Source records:
[start]

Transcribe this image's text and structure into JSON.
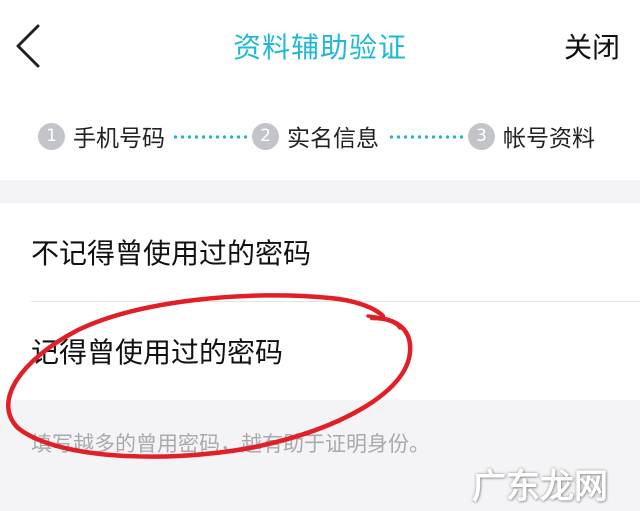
{
  "header": {
    "title": "资料辅助验证",
    "close_label": "关闭",
    "back_icon": "chevron-left-icon"
  },
  "steps": [
    {
      "num": "1",
      "label": "手机号码"
    },
    {
      "num": "2",
      "label": "实名信息"
    },
    {
      "num": "3",
      "label": "帐号资料"
    }
  ],
  "options": [
    {
      "label": "不记得曾使用过的密码"
    },
    {
      "label": "记得曾使用过的密码"
    }
  ],
  "hint": "填写越多的曾用密码，越有助于证明身份。",
  "watermark": "广东龙网",
  "colors": {
    "accent": "#1fb8d6",
    "annotation": "#e01f26",
    "step_circle": "#c3c4c9"
  }
}
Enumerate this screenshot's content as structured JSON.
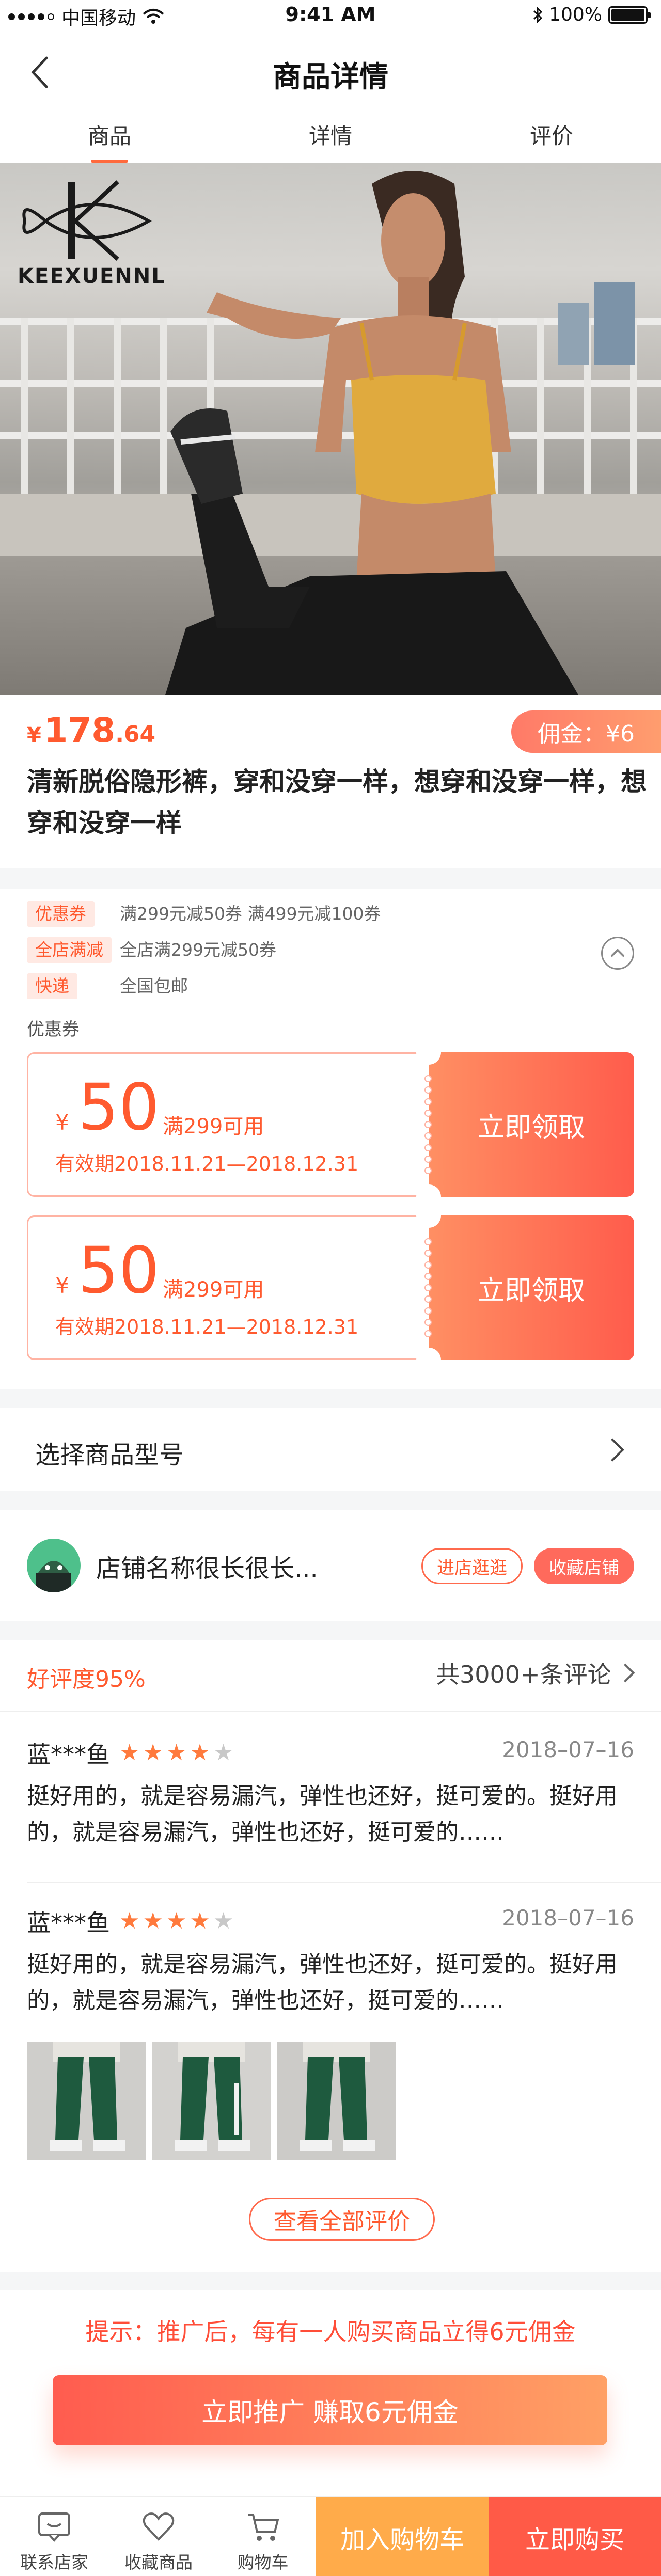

[end]

None of the pictures should appear; repeat the records exactly otherwise.

_Solution_.
Transcribe this image's text and structure into JSON.
{
  "header": {
    "title": "资料辅助验证",
    "close_label": "关闭",
    "back_icon": "chevron-left-icon"
  },
  "steps": [
    {
      "num": "1",
      "label": "手机号码"
    },
    {
      "num": "2",
      "label": "实名信息"
    },
    {
      "num": "3",
      "label": "帐号资料"
    }
  ],
  "options": [
    {
      "label": "不记得曾使用过的密码"
    },
    {
      "label": "记得曾使用过的密码"
    }
  ],
  "hint": "填写越多的曾用密码，越有助于证明身份。",
  "watermark": "广东龙网",
  "colors": {
    "accent": "#1fb8d6",
    "annotation": "#e01f26",
    "step_circle": "#c3c4c9"
  }
}
Enumerate this screenshot's content as structured JSON.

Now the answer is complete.